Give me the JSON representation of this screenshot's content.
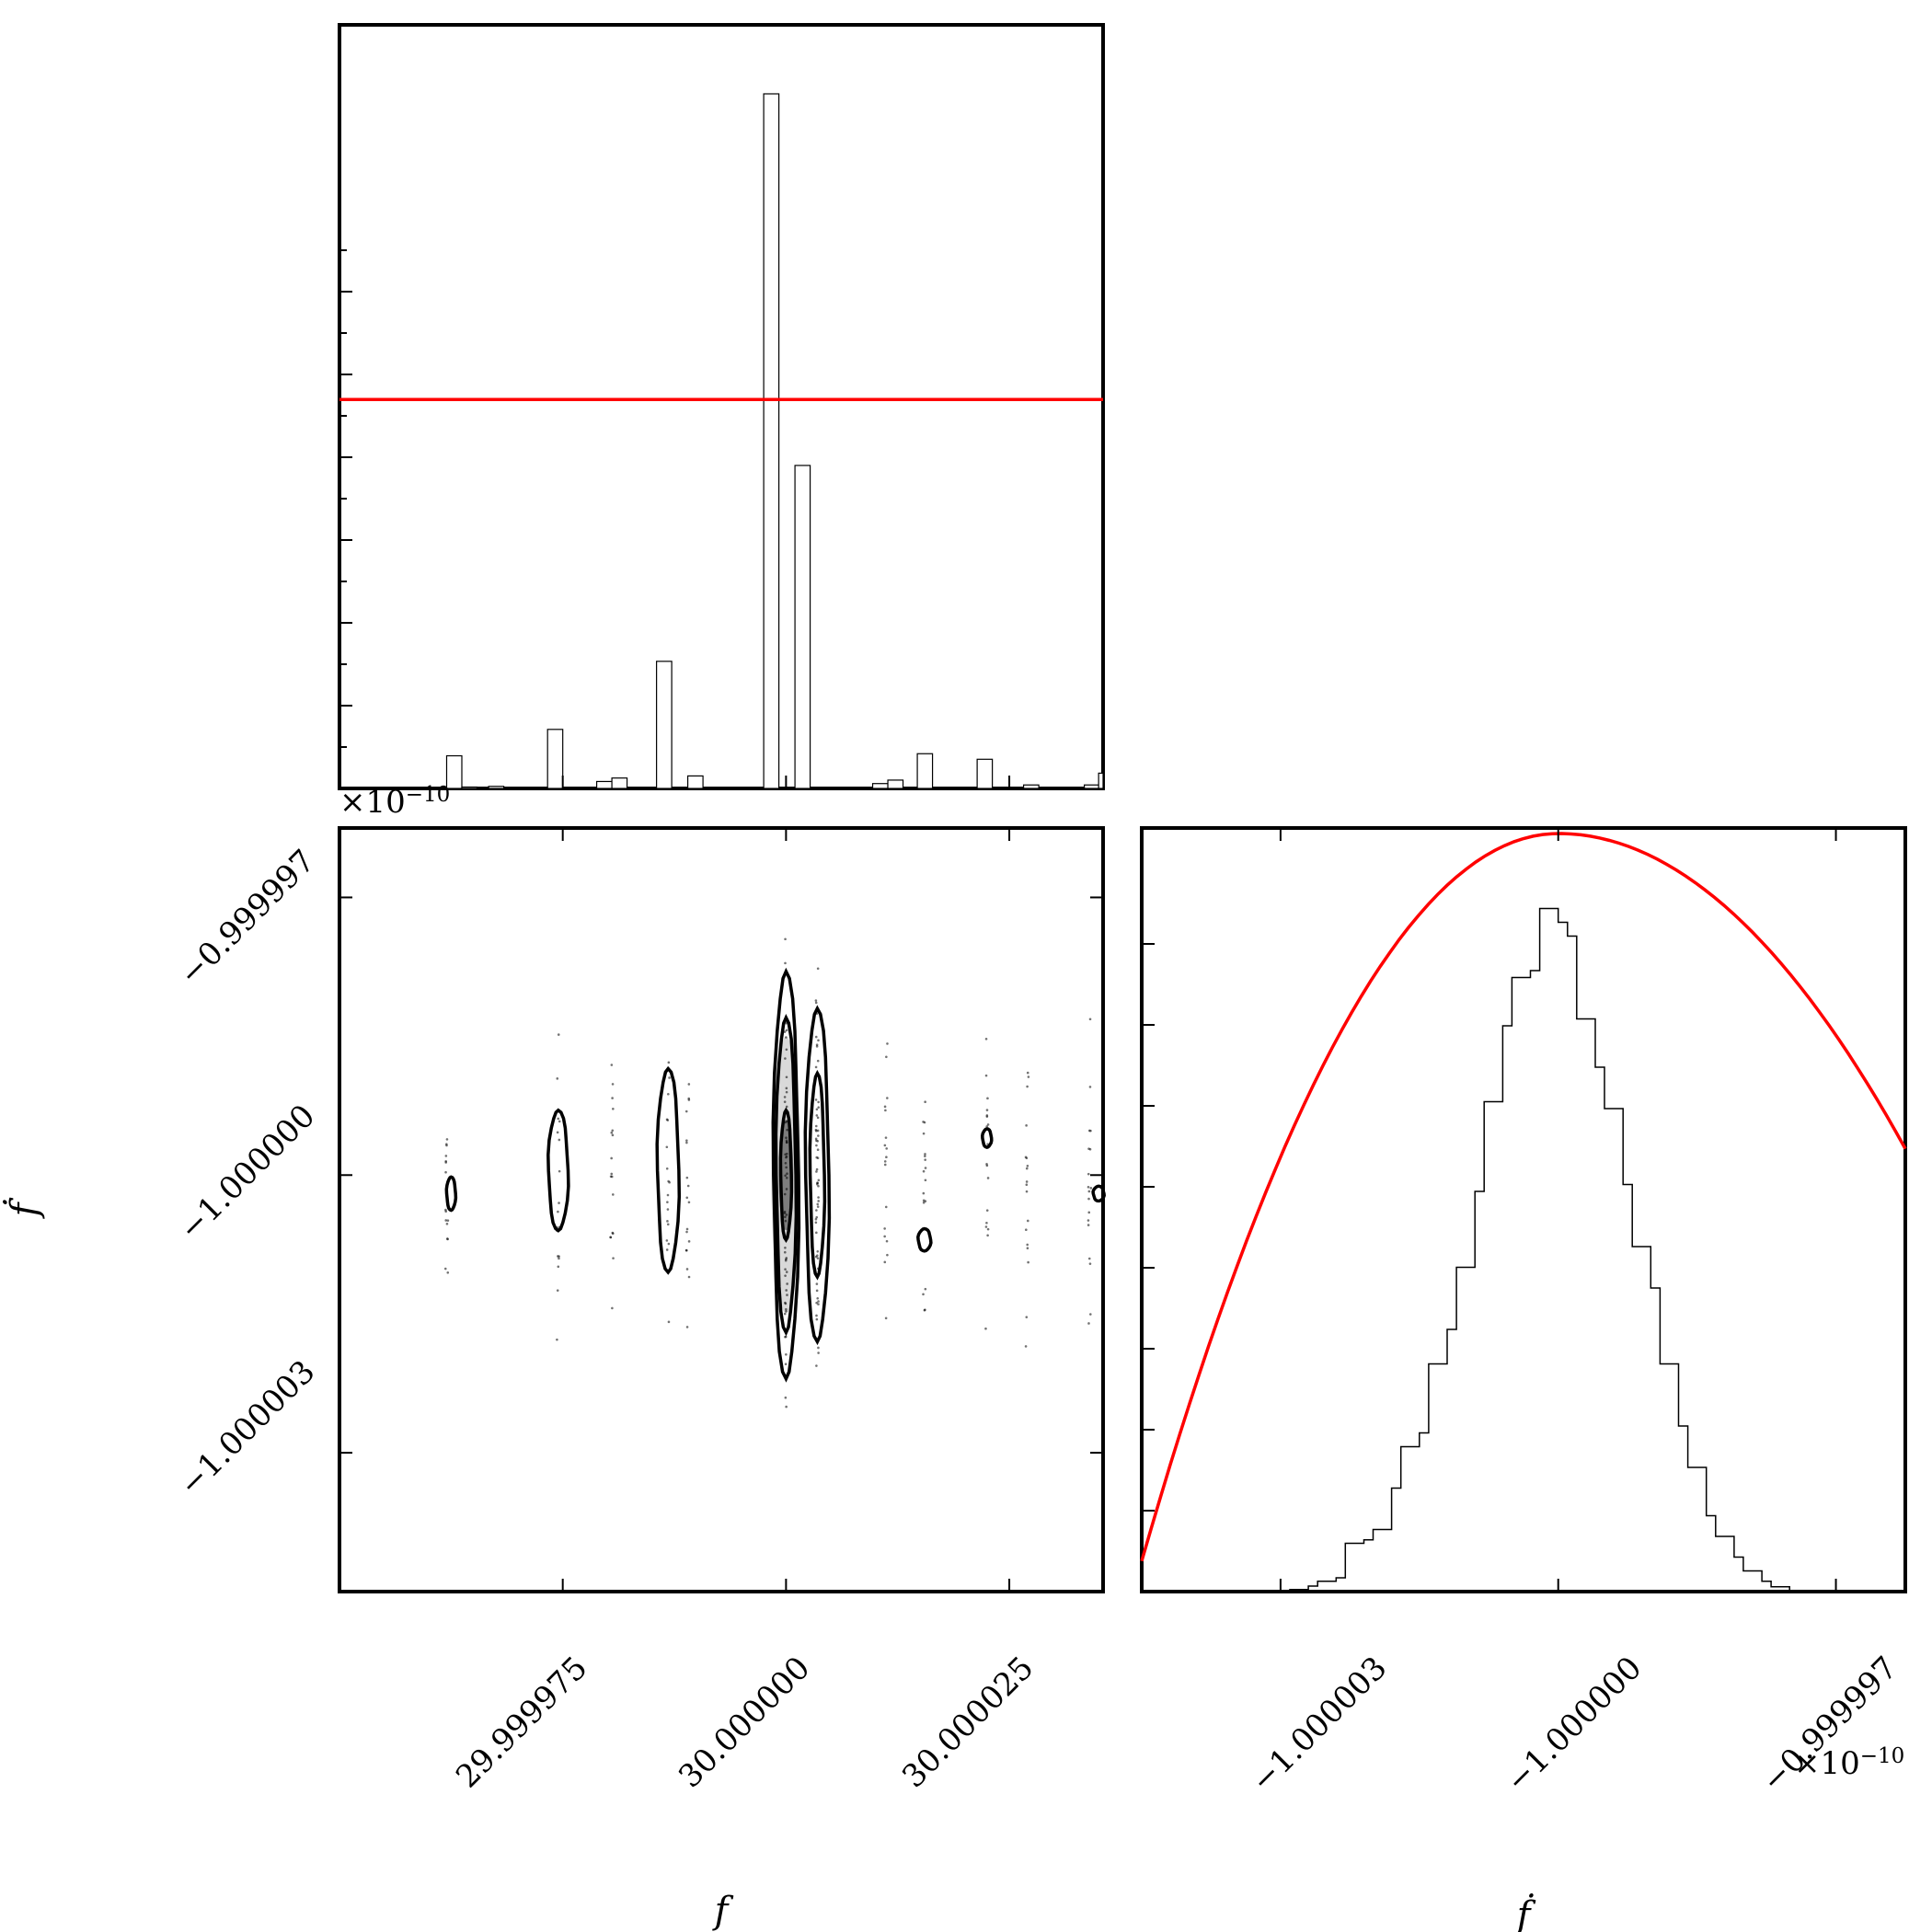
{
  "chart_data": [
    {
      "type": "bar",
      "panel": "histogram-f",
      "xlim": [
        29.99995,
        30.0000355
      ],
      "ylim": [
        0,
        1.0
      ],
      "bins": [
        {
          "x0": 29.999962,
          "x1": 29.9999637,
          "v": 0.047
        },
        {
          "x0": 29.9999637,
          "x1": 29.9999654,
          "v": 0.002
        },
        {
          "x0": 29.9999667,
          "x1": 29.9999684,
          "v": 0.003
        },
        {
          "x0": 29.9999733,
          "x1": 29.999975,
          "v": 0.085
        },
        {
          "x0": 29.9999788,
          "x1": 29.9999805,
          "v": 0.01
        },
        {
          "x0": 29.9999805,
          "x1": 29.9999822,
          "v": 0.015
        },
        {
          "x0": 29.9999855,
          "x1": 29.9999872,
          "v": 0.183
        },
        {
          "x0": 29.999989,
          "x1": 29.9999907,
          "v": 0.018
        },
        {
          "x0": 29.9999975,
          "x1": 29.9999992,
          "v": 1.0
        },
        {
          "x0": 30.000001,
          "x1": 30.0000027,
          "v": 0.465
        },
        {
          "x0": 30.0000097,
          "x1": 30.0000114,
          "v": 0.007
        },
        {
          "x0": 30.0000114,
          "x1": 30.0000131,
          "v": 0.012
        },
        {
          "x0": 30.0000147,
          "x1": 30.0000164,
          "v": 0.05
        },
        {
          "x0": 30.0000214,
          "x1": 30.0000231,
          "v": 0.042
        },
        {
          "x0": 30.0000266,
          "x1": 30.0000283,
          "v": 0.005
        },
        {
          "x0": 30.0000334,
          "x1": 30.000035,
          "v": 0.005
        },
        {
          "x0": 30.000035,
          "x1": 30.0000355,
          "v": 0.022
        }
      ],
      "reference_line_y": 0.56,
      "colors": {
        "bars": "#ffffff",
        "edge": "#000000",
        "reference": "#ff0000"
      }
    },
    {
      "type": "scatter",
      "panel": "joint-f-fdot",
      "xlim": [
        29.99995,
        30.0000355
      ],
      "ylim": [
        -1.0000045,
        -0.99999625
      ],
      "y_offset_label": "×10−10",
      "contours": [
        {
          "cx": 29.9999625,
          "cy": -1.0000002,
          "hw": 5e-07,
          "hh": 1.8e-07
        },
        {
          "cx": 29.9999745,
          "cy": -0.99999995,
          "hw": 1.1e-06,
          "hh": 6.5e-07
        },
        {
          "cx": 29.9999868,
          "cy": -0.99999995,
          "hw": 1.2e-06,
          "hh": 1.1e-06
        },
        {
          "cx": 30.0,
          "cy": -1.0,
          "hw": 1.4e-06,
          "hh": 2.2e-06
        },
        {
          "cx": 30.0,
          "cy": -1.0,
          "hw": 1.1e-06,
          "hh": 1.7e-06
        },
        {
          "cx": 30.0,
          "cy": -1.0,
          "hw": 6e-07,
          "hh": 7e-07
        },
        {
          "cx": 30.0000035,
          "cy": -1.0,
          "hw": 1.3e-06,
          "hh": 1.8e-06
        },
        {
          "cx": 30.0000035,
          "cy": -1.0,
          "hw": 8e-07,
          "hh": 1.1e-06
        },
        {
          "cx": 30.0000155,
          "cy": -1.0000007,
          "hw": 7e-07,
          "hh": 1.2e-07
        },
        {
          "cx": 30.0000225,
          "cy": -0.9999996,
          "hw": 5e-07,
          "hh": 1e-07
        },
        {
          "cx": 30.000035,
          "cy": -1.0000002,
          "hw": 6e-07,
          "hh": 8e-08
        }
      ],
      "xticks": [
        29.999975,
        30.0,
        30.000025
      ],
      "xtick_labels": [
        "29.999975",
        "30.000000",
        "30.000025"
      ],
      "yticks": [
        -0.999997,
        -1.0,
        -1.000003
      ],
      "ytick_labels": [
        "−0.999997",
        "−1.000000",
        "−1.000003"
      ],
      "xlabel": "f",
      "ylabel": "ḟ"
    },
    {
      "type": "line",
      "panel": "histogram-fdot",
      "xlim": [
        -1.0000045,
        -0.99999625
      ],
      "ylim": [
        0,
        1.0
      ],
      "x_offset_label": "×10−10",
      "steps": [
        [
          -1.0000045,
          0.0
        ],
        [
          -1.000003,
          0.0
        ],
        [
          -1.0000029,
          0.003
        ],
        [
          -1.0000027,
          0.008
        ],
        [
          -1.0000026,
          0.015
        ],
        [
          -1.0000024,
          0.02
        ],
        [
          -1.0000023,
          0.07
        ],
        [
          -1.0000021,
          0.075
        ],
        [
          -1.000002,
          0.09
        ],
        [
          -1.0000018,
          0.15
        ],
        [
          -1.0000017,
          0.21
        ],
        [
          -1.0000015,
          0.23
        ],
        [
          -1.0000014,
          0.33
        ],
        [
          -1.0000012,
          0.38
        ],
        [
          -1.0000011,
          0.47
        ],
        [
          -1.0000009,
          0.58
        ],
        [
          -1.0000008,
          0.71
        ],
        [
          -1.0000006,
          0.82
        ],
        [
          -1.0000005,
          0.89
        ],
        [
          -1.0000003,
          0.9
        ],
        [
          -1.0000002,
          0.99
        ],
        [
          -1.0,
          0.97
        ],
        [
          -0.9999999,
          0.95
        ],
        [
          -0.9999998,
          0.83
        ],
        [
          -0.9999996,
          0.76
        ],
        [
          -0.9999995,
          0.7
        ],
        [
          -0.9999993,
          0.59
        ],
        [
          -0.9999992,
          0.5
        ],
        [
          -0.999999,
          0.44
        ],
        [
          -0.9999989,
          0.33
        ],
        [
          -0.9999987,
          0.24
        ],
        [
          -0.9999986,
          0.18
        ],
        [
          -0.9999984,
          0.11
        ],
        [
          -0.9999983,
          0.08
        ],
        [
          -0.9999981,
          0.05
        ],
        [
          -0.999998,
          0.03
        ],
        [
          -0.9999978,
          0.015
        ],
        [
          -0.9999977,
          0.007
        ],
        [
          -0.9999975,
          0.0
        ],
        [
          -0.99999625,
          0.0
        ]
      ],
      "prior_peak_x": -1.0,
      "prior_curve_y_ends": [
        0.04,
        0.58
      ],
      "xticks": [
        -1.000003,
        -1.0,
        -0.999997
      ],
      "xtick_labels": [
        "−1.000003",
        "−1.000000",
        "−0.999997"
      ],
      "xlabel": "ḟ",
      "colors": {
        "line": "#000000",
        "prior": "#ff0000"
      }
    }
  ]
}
...
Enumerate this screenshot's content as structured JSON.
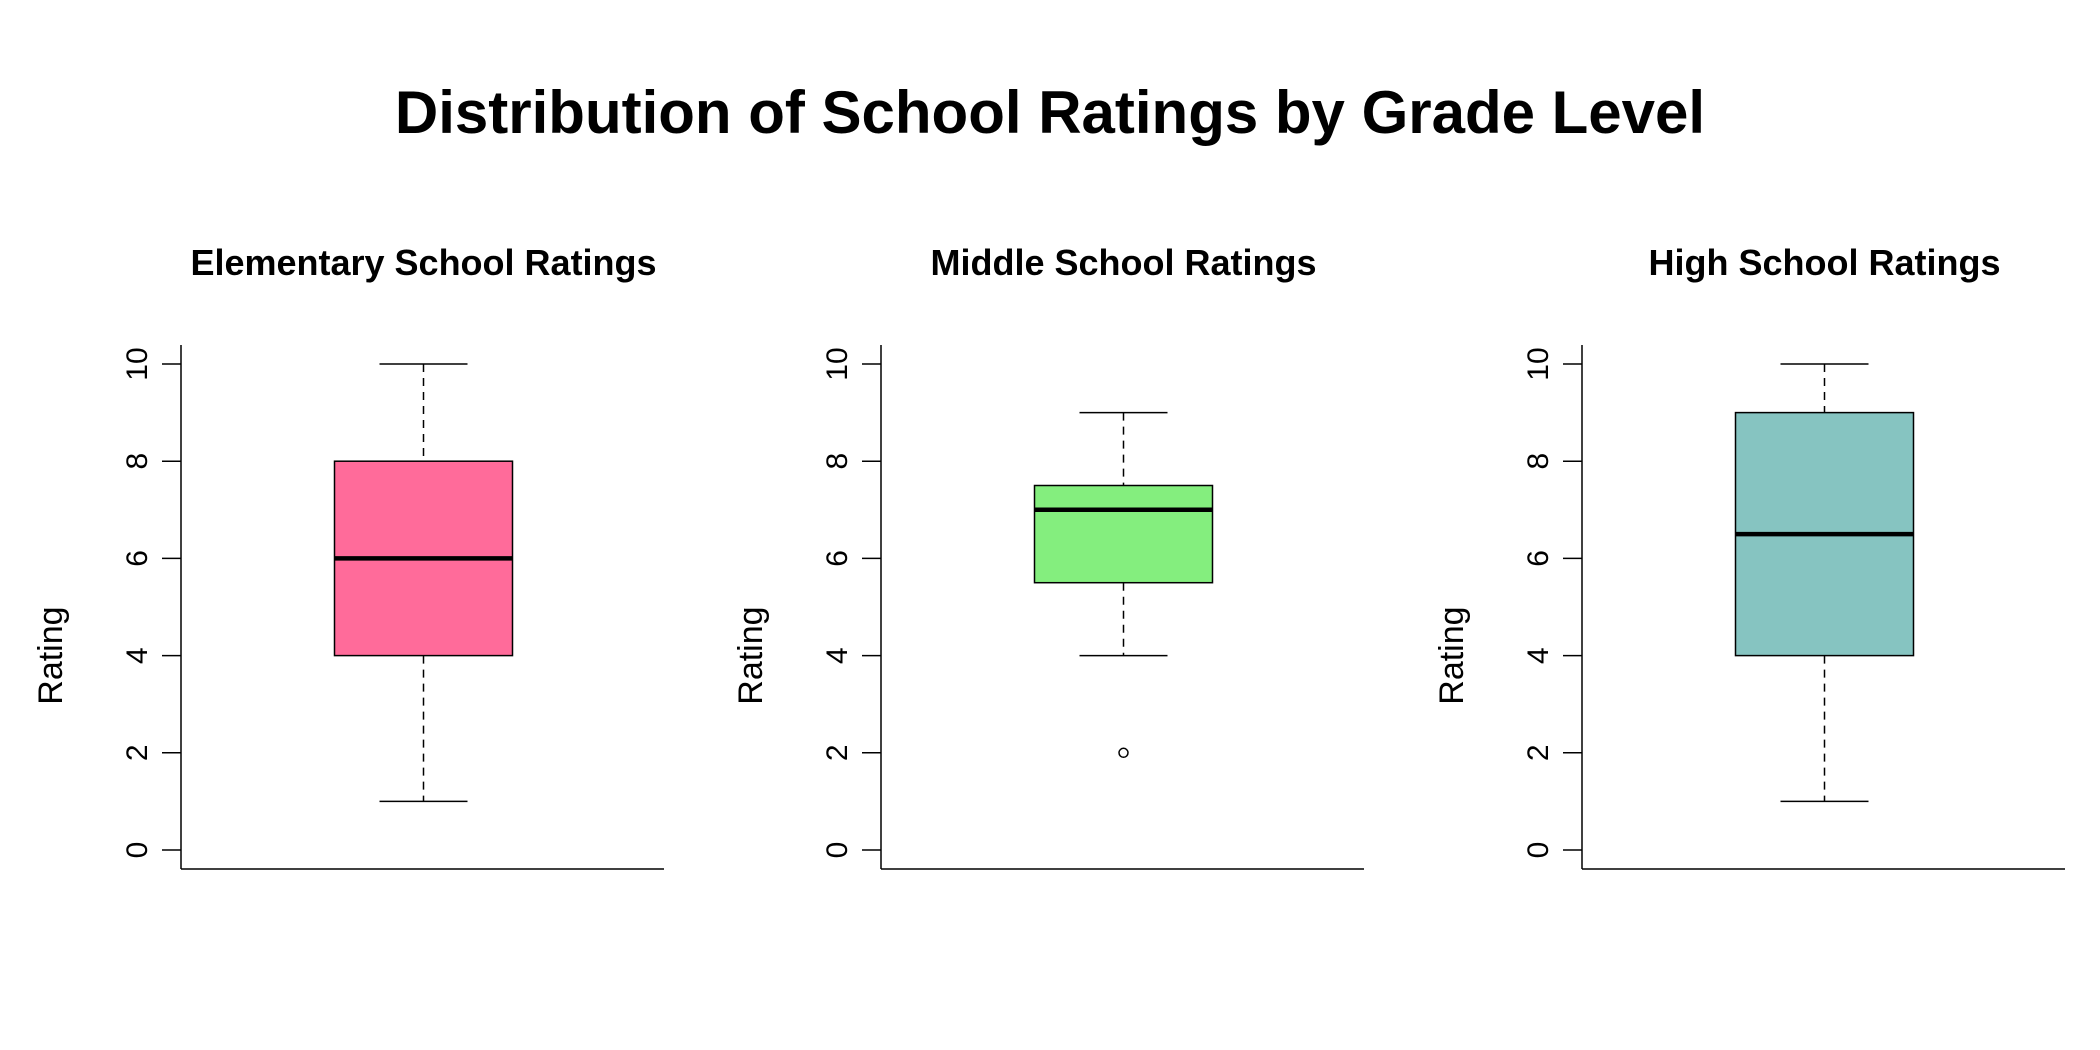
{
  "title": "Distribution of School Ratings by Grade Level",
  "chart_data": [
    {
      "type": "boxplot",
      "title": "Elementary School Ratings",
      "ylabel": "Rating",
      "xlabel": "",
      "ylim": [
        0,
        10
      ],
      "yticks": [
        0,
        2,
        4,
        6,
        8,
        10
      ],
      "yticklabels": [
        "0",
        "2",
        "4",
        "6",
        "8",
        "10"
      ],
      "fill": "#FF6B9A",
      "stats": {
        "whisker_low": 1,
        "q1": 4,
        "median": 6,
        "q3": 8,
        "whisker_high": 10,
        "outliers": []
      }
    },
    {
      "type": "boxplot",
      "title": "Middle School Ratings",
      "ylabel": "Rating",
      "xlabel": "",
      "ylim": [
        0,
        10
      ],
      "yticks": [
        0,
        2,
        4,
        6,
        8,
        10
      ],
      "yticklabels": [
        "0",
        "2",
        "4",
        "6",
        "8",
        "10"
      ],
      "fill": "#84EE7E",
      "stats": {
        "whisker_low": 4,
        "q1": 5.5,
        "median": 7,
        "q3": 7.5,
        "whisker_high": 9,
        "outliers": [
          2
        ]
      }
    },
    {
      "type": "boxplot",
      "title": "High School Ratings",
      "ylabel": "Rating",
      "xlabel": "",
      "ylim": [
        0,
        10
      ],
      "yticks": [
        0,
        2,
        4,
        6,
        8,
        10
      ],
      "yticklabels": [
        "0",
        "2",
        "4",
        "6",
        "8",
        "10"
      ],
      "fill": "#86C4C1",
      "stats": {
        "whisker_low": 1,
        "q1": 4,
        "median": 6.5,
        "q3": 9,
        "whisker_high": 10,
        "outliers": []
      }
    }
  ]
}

#### Task requirements
Search the data above for the string "title" and return every line that has it.

#### Solution to the exercise
  "title": "Distribution of School Ratings by Grade Level",
      "title": "Elementary School Ratings",
      "title": "Middle School Ratings",
      "title": "High School Ratings",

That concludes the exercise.